Report every line below that holds the word "actions".

============================================================

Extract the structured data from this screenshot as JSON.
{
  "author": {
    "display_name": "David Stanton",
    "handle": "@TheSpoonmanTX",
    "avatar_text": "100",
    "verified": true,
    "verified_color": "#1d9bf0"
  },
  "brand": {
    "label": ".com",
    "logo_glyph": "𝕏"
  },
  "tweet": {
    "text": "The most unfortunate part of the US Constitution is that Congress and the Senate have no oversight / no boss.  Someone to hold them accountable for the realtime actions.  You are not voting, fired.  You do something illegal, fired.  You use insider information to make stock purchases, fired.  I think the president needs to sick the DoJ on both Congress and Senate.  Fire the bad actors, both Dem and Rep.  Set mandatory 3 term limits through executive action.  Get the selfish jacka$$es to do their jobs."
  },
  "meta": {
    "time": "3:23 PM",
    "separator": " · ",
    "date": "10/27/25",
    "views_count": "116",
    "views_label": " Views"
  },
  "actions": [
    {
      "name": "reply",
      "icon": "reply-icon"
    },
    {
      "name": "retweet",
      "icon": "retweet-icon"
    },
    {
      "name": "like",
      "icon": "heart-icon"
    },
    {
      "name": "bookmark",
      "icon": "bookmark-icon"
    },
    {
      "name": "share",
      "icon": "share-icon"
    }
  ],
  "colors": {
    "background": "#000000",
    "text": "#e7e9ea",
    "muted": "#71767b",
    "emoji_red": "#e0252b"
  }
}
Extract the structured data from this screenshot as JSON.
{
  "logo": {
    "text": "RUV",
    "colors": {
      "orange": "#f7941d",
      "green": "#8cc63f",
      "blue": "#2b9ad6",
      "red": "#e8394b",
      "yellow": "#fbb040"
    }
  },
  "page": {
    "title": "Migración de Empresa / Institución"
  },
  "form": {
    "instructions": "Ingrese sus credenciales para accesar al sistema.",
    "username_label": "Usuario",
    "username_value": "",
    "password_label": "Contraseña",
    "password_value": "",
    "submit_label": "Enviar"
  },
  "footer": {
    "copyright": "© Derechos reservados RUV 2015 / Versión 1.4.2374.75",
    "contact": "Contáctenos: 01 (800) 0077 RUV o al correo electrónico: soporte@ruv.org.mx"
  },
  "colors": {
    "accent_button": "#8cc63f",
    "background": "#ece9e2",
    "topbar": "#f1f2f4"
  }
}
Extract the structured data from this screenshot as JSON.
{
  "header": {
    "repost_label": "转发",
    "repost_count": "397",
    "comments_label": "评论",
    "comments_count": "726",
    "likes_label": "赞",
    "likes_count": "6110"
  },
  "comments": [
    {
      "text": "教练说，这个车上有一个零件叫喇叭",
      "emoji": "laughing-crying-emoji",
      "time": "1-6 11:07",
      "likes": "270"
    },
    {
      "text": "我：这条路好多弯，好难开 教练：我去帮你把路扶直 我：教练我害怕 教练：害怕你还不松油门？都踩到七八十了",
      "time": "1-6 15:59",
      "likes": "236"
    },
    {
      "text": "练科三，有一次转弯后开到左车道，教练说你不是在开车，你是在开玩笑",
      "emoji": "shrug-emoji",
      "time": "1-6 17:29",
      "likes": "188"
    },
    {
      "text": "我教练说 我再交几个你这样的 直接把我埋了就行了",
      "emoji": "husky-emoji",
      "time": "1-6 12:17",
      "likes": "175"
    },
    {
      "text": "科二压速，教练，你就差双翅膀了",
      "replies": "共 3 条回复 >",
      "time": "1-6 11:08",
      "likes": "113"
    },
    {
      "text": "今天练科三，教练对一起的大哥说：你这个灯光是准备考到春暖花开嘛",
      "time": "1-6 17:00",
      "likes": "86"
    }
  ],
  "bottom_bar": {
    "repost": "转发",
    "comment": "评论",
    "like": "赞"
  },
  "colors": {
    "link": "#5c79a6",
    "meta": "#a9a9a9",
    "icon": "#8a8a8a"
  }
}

============================================================

• [SOLUTION TO THE PROBLEM]
    "text": "The most unfortunate part of the US Constitution is that Congress and the Senate have no oversight / no boss.  Someone to hold them accountable for the realtime actions.  You are not voting, fired.  You do something illegal, fired.  You use insider information to make stock purchases, fired.  I think the president needs to sick the DoJ on both Congress and Senate.  Fire the bad actors, both Dem and Rep.  Set mandatory 3 term limits through executive action.  Get the selfish jacka$$es to do their jobs."
  "actions": [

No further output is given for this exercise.